* _PROBLEM DESCRIPTION_
Write out every line below that includes the word "محمدجعفر".

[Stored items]
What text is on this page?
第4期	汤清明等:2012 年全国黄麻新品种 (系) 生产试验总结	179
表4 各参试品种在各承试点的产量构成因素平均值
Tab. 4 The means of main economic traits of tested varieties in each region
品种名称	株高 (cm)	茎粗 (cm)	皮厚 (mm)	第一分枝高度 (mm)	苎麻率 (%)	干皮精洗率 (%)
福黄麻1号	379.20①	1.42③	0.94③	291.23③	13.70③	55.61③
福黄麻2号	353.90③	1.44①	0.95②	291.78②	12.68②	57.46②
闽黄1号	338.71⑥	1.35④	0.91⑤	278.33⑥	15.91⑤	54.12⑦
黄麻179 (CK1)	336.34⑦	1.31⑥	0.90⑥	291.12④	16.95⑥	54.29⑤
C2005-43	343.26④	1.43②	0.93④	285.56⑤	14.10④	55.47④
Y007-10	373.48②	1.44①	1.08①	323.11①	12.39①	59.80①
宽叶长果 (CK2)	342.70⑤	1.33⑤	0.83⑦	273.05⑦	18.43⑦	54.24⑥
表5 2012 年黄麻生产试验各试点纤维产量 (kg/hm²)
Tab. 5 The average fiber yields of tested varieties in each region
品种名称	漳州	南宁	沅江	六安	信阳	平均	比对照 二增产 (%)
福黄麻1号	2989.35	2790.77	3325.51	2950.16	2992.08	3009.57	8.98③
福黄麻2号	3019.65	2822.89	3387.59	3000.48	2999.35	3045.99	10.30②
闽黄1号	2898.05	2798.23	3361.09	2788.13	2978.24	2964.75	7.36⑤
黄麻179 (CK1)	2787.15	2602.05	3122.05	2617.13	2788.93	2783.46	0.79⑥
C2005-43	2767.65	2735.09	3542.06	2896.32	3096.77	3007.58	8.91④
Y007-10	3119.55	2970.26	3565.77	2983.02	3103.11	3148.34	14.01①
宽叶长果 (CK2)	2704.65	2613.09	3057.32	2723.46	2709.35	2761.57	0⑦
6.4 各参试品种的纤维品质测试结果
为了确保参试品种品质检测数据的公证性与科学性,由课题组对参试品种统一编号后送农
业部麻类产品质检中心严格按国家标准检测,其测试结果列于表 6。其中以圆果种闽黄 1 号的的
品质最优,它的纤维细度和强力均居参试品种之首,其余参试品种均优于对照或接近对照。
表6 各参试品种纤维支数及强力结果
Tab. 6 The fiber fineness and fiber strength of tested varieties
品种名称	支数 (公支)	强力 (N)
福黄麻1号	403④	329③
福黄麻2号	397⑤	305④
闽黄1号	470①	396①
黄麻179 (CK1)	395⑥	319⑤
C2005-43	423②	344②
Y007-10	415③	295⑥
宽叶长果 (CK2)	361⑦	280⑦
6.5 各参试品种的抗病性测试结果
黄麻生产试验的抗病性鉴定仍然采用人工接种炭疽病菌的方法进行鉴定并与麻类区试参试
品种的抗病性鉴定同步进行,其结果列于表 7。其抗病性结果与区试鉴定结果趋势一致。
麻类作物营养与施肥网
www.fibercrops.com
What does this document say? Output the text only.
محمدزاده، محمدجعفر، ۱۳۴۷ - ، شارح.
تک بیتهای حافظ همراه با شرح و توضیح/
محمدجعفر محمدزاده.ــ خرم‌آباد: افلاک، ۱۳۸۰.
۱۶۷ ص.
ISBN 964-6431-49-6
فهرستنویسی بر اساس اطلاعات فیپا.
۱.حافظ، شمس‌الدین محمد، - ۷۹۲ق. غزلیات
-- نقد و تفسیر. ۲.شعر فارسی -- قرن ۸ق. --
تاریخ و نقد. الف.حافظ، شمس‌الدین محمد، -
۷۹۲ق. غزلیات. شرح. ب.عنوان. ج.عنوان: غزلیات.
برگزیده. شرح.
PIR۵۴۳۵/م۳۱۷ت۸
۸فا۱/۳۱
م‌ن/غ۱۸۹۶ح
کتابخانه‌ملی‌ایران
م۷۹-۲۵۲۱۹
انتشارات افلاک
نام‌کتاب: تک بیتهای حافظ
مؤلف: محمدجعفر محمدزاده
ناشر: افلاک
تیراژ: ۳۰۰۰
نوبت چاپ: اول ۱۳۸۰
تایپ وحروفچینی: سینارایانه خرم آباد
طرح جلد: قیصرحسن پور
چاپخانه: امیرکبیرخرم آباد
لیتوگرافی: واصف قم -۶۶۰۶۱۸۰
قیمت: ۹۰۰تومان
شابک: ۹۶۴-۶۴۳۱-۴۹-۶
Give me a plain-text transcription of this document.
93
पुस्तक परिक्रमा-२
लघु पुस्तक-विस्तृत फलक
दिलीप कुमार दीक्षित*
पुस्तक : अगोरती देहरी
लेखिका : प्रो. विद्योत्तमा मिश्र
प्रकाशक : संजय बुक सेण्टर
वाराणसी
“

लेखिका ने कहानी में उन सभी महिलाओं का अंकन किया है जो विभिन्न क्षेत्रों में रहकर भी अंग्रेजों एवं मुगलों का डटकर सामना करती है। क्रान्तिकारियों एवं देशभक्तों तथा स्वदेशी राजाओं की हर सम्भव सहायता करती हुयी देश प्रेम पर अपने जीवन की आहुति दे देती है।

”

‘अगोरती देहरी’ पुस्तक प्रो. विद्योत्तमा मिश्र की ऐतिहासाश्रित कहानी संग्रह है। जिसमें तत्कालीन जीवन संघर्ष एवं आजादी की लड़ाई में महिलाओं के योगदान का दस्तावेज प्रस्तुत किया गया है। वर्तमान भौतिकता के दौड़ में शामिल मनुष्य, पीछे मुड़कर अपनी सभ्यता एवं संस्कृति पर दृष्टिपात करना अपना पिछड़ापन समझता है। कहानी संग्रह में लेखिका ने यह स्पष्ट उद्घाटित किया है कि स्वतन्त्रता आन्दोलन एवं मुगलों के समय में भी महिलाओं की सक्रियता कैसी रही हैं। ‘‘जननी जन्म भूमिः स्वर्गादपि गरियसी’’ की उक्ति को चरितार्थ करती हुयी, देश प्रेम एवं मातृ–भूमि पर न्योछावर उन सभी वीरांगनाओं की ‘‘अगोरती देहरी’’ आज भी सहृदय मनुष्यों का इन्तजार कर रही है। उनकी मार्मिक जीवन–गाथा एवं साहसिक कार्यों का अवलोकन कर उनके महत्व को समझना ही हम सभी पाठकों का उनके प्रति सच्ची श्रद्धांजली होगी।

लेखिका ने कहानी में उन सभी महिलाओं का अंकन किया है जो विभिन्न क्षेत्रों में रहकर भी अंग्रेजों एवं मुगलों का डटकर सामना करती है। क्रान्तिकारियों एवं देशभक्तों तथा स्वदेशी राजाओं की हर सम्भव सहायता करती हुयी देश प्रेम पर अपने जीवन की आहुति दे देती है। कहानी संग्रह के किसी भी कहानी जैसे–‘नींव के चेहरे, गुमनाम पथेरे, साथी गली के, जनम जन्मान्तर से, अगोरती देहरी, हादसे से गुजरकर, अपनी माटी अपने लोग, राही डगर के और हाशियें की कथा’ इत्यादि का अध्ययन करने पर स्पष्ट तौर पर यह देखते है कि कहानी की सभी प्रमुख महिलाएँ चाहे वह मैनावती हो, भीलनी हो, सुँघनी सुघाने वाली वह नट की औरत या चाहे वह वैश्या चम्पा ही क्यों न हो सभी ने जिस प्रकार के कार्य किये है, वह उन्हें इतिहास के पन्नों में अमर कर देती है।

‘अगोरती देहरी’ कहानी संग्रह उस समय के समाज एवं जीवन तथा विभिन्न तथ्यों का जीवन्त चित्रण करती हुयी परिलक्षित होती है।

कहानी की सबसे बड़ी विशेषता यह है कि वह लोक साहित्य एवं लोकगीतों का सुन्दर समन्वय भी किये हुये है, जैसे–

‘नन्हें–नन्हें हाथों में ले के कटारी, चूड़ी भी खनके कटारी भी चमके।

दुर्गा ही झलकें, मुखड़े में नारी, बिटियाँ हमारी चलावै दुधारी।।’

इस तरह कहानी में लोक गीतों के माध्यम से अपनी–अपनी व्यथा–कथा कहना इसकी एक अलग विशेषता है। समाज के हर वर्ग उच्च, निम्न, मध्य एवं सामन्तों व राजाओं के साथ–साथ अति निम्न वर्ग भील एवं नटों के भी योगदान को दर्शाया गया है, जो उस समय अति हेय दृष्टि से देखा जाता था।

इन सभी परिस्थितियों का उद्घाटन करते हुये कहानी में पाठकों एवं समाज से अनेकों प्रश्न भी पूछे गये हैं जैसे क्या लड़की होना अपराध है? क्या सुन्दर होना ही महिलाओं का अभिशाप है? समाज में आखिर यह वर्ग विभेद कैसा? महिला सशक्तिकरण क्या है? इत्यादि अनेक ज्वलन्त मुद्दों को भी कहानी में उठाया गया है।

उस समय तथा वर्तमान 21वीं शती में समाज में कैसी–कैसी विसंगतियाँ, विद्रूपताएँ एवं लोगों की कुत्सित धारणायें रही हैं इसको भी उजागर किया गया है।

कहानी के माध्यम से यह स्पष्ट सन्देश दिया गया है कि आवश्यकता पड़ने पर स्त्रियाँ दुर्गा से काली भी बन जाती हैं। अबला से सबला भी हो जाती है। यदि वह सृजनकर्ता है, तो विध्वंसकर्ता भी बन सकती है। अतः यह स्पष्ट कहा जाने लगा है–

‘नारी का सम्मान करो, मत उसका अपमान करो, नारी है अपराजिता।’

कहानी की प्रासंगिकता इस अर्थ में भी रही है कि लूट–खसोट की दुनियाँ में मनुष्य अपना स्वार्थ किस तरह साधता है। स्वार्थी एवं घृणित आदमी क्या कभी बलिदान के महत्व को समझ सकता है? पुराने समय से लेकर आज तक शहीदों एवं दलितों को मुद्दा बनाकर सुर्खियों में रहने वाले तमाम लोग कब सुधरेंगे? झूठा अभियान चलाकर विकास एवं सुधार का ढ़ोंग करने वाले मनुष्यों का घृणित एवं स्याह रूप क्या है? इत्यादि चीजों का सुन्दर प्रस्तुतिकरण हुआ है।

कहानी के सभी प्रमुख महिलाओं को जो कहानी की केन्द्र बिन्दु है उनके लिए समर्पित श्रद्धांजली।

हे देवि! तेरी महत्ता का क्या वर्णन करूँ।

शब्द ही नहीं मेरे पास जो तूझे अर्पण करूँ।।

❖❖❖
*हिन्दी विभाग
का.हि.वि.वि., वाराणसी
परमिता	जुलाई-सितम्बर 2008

* _FULL OUTPUT_
محمدزاده، محمدجعفر، ۱۳۴۷ - ، شارح.
محمدجعفر محمدزاده.ــ خرم‌آباد: افلاک، ۱۳۸۰.
مؤلف: محمدجعفر محمدزاده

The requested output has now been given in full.